Dataset records:
------------------------------------------------------------------------
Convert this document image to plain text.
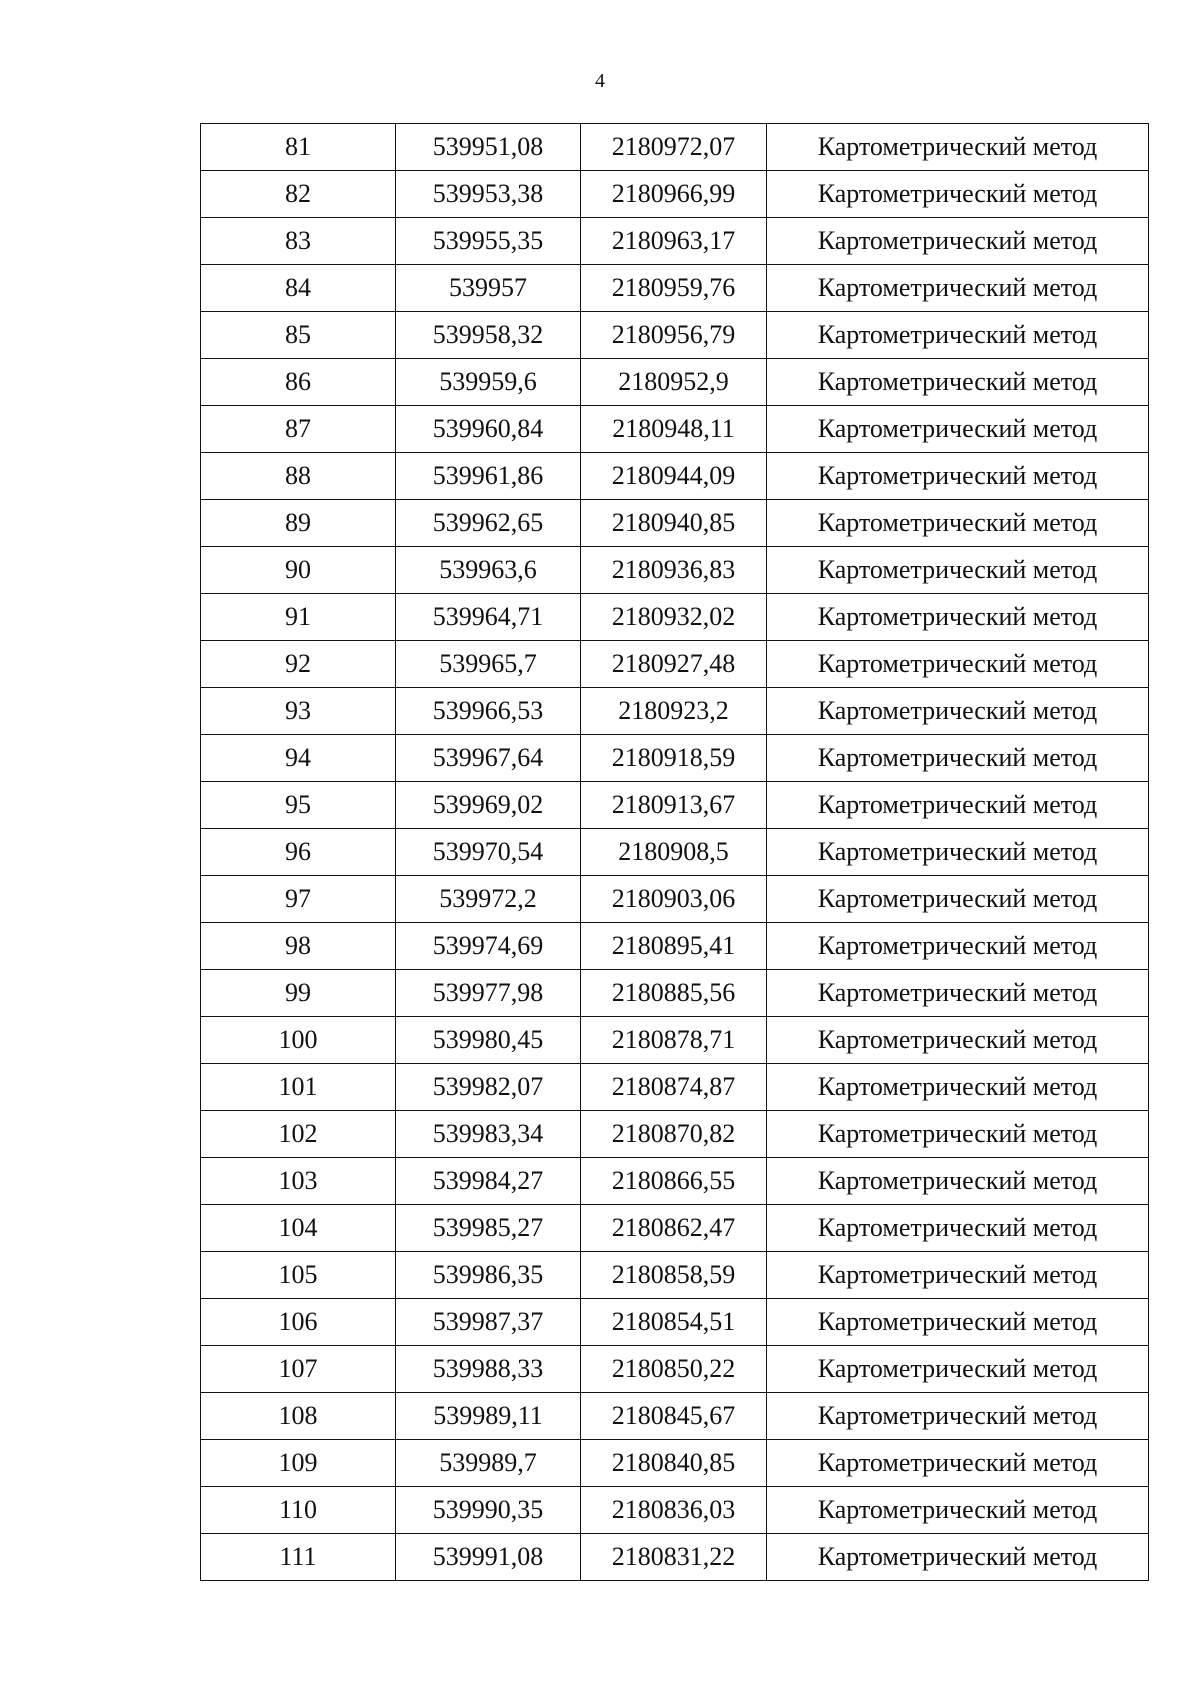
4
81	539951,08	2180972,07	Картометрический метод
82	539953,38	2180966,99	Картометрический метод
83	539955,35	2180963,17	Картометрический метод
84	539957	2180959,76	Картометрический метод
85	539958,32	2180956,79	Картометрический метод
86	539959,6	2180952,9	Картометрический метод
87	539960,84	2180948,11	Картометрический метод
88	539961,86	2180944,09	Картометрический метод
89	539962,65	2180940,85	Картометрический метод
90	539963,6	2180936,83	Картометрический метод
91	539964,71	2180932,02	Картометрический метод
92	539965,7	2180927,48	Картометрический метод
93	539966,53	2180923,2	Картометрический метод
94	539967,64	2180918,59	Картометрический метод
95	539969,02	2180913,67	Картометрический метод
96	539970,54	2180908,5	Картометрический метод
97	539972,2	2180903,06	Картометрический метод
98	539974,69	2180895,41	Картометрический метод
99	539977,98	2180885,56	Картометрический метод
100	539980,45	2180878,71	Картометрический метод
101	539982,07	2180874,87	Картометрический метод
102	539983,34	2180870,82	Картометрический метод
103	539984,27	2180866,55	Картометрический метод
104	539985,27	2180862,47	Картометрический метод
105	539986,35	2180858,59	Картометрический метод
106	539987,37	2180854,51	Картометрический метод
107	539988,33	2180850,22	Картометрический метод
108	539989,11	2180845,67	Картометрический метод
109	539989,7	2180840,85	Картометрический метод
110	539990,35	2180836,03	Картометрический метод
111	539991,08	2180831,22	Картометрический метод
------------------------------------------------------------------------
Given request:
Quote the material word for word, dropping any images it holds.

Complete response:
Convert this document image to plain text.
4
81	539951,08	2180972,07	Картометрический метод
82	539953,38	2180966,99	Картометрический метод
83	539955,35	2180963,17	Картометрический метод
84	539957	2180959,76	Картометрический метод
85	539958,32	2180956,79	Картометрический метод
86	539959,6	2180952,9	Картометрический метод
87	539960,84	2180948,11	Картометрический метод
88	539961,86	2180944,09	Картометрический метод
89	539962,65	2180940,85	Картометрический метод
90	539963,6	2180936,83	Картометрический метод
91	539964,71	2180932,02	Картометрический метод
92	539965,7	2180927,48	Картометрический метод
93	539966,53	2180923,2	Картометрический метод
94	539967,64	2180918,59	Картометрический метод
95	539969,02	2180913,67	Картометрический метод
96	539970,54	2180908,5	Картометрический метод
97	539972,2	2180903,06	Картометрический метод
98	539974,69	2180895,41	Картометрический метод
99	539977,98	2180885,56	Картометрический метод
100	539980,45	2180878,71	Картометрический метод
101	539982,07	2180874,87	Картометрический метод
102	539983,34	2180870,82	Картометрический метод
103	539984,27	2180866,55	Картометрический метод
104	539985,27	2180862,47	Картометрический метод
105	539986,35	2180858,59	Картометрический метод
106	539987,37	2180854,51	Картометрический метод
107	539988,33	2180850,22	Картометрический метод
108	539989,11	2180845,67	Картометрический метод
109	539989,7	2180840,85	Картометрический метод
110	539990,35	2180836,03	Картометрический метод
111	539991,08	2180831,22	Картометрический метод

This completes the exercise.